● **OBJECTIVE**
Check every line of the material below for the string "Intensitas", and return the ones that have it.

● **RECORD EXTRACTS**

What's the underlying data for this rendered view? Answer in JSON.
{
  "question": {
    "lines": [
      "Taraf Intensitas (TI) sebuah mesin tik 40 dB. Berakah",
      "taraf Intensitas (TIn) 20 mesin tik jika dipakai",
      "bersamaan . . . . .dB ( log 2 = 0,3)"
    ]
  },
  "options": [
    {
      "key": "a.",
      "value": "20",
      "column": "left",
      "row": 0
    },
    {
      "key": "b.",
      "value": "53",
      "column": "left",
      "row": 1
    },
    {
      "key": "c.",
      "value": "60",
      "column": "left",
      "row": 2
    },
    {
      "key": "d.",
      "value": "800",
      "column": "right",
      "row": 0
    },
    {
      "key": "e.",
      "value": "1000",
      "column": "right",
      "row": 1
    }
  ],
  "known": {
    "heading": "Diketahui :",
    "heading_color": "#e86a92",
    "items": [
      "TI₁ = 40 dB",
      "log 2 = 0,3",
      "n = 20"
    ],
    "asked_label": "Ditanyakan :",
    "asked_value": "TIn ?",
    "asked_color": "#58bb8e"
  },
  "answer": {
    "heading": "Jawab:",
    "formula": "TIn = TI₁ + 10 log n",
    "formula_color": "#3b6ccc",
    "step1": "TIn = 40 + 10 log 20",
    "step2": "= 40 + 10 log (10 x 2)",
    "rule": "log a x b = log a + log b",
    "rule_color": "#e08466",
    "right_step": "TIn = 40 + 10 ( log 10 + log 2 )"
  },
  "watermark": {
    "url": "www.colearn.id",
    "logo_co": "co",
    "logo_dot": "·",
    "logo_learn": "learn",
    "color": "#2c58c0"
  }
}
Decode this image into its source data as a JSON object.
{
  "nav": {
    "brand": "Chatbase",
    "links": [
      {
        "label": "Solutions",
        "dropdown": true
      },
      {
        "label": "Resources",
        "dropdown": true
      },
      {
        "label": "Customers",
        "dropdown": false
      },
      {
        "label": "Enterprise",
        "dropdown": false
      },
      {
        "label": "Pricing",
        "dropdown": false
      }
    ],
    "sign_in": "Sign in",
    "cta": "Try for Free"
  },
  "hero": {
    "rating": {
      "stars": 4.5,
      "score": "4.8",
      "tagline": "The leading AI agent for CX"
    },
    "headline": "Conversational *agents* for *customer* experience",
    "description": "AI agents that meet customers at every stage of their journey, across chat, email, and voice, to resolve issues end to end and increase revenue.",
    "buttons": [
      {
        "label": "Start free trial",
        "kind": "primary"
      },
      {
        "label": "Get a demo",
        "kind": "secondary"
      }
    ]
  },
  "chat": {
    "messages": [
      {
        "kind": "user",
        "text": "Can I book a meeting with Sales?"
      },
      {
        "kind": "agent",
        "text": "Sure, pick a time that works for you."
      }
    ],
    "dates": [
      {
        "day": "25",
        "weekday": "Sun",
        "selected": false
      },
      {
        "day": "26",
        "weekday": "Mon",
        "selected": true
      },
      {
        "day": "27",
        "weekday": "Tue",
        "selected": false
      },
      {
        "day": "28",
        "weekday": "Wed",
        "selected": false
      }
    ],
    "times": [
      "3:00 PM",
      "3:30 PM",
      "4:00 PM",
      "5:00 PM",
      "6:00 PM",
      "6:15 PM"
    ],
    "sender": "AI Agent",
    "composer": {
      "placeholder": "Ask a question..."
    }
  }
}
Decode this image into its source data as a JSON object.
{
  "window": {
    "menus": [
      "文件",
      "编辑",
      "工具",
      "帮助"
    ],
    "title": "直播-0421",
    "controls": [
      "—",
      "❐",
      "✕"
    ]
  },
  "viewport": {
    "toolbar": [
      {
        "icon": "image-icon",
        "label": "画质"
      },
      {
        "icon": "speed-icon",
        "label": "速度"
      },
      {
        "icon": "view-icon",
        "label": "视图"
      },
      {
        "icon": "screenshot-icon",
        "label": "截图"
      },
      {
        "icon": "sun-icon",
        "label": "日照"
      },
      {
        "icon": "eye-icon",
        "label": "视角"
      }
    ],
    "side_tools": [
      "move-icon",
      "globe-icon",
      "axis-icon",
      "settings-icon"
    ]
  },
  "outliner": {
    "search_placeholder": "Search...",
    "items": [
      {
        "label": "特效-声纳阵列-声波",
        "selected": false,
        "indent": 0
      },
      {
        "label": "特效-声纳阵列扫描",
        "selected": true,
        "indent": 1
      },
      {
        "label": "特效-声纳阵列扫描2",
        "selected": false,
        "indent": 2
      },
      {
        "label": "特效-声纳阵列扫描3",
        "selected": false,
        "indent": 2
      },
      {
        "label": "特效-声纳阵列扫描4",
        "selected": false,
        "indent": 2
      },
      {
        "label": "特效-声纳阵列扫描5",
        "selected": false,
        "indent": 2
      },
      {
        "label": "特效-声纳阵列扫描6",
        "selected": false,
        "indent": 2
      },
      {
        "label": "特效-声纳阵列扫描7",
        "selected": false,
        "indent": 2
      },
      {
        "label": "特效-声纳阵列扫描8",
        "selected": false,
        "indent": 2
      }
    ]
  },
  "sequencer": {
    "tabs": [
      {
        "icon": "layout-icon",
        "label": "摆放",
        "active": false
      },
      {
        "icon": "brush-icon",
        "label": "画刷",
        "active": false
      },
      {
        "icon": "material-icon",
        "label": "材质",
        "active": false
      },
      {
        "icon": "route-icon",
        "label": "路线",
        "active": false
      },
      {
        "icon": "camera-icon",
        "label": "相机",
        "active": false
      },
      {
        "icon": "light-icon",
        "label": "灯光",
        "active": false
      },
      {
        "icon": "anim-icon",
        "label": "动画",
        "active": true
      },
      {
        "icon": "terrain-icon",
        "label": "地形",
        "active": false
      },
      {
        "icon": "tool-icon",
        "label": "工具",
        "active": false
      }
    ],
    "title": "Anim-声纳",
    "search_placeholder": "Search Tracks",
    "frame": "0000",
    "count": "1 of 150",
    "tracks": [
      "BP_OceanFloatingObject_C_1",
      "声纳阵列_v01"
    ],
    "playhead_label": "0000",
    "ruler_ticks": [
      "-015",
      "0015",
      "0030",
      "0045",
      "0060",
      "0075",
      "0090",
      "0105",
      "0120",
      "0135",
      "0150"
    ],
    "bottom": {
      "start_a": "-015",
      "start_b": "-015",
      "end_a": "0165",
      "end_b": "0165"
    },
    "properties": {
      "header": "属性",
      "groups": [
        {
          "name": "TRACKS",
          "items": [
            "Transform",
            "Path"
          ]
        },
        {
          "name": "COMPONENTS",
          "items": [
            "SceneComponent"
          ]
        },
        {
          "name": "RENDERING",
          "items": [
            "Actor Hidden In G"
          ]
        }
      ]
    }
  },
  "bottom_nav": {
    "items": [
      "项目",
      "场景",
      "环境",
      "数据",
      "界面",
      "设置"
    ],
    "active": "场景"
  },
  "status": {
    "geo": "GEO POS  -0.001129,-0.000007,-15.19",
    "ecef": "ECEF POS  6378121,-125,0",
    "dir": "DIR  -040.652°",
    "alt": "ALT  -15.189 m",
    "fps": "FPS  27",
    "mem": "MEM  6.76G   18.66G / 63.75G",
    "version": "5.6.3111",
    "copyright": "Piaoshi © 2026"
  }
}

● **CORRECT RESPONSE**
      "Taraf Intensitas (TI) sebuah mesin tik 40 dB. Berakah",
      "taraf Intensitas (TIn) 20 mesin tik jika dipakai",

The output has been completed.